» **Your goal**
Repeat every entry word for word, skipping the pictures.

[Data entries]
________________

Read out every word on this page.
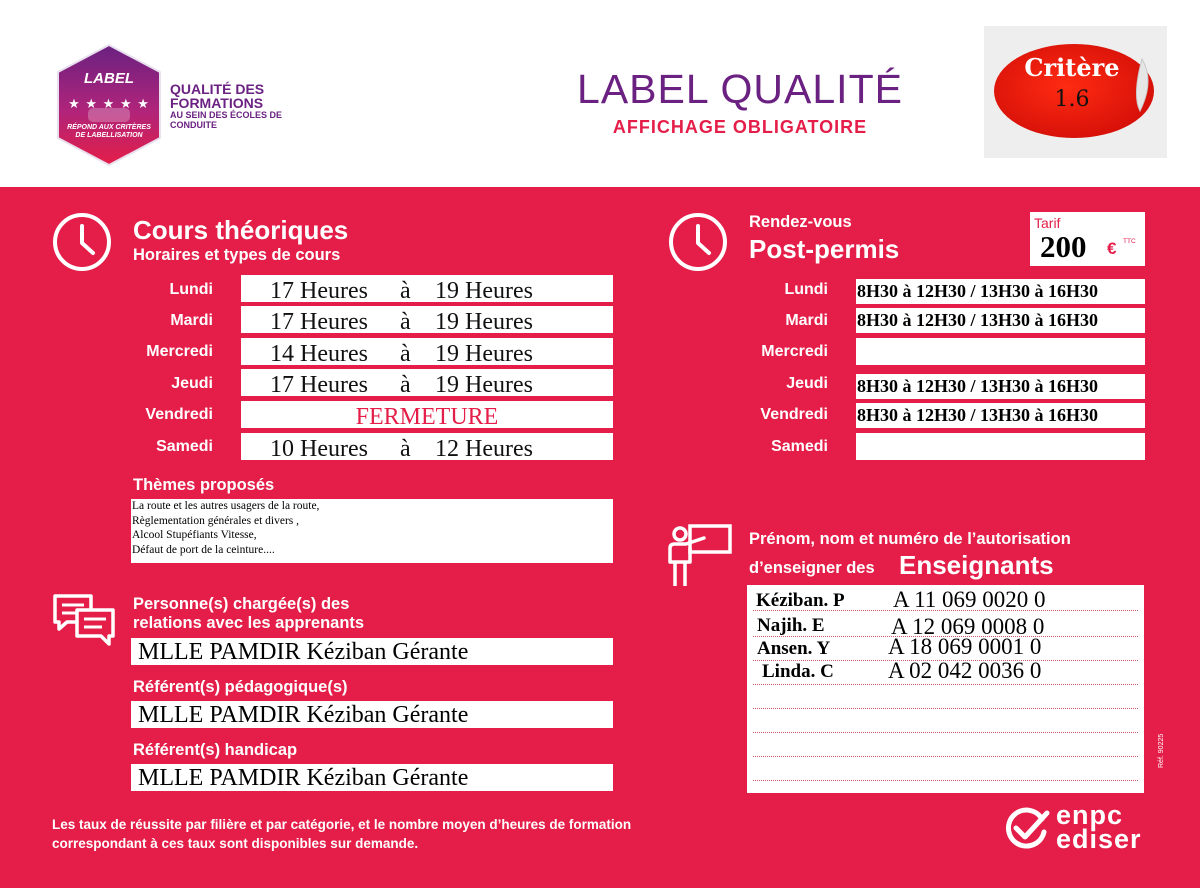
LABEL
★ ★ ★ ★ ★
RÉPOND AUX CRITÈRES DE LABELLISATION
QUALITÉ DES FORMATIONS
AU SEIN DES ÉCOLES DE CONDUITE
LABEL QUALITÉ
AFFICHAGE OBLIGATOIRE
Critère
1.6
Cours théoriques
Horaires et types de cours
Lundi 17 Heures à 19 Heures
Mardi 17 Heures à 19 Heures
Mercredi 14 Heures à 19 Heures
Jeudi 17 Heures à 19 Heures
Vendredi	FERMETURE
Samedi 10 Heures à 12 Heures
Thèmes proposés
La route et les autres usagers de la route,
Règlementation générales et divers ,
Alcool Stupéfiants Vitesse,
Défaut de port de la ceinture....
Personne(s) chargée(s) des
relations avec les apprenants
MLLE PAMDIR Kéziban Gérante
Référent(s) pédagogique(s)
MLLE PAMDIR Kéziban Gérante
Référent(s) handicap
MLLE PAMDIR Kéziban Gérante
Rendez-vous
Post-permis
Tarif
200 € TTC
Lundi 8H30 à 12H30 / 13H30 à 16H30
Mardi 8H30 à 12H30 / 13H30 à 16H30
Mercredi
Jeudi 8H30 à 12H30 / 13H30 à 16H30
Vendredi 8H30 à 12H30 / 13H30 à 16H30
Samedi
Prénom, nom et numéro de l’autorisation
d’enseigner des Enseignants
Kéziban. P A 11 069 0020 0
Najih. E	A 12 069 0008 0
Ansen. Y	A 18 069 0001 0
Linda. C A 02 042 0036 0
Les taux de réussite par filière et par catégorie, et le nombre moyen d’heures de formation
correspondant à ces taux sont disponibles sur demande.
Réf. 90225
enpc
ediser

________________

» **Result of this exercise**
Read out every word on this page.
LABEL
★ ★ ★ ★ ★
RÉPOND AUX CRITÈRES DE LABELLISATION
QUALITÉ DES FORMATIONS
AU SEIN DES ÉCOLES DE CONDUITE
LABEL QUALITÉ
AFFICHAGE OBLIGATOIRE
Critère
1.6
Cours théoriques
Horaires et types de cours
Lundi 17 Heures à 19 Heures
Mardi 17 Heures à 19 Heures
Mercredi 14 Heures à 19 Heures
Jeudi 17 Heures à 19 Heures
Vendredi	FERMETURE
Samedi 10 Heures à 12 Heures
Thèmes proposés
La route et les autres usagers de la route,
Règlementation générales et divers ,
Alcool Stupéfiants Vitesse,
Défaut de port de la ceinture....
Personne(s) chargée(s) des
relations avec les apprenants
MLLE PAMDIR Kéziban Gérante
Référent(s) pédagogique(s)
MLLE PAMDIR Kéziban Gérante
Référent(s) handicap
MLLE PAMDIR Kéziban Gérante
Rendez-vous
Post-permis
Tarif
200 € TTC
Lundi 8H30 à 12H30 / 13H30 à 16H30
Mardi 8H30 à 12H30 / 13H30 à 16H30
Mercredi
Jeudi 8H30 à 12H30 / 13H30 à 16H30
Vendredi 8H30 à 12H30 / 13H30 à 16H30
Samedi
Prénom, nom et numéro de l’autorisation
d’enseigner des Enseignants
Kéziban. P A 11 069 0020 0
Najih. E	A 12 069 0008 0
Ansen. Y	A 18 069 0001 0
Linda. C A 02 042 0036 0
Les taux de réussite par filière et par catégorie, et le nombre moyen d’heures de formation
correspondant à ces taux sont disponibles sur demande.
Réf. 90225
enpc
ediser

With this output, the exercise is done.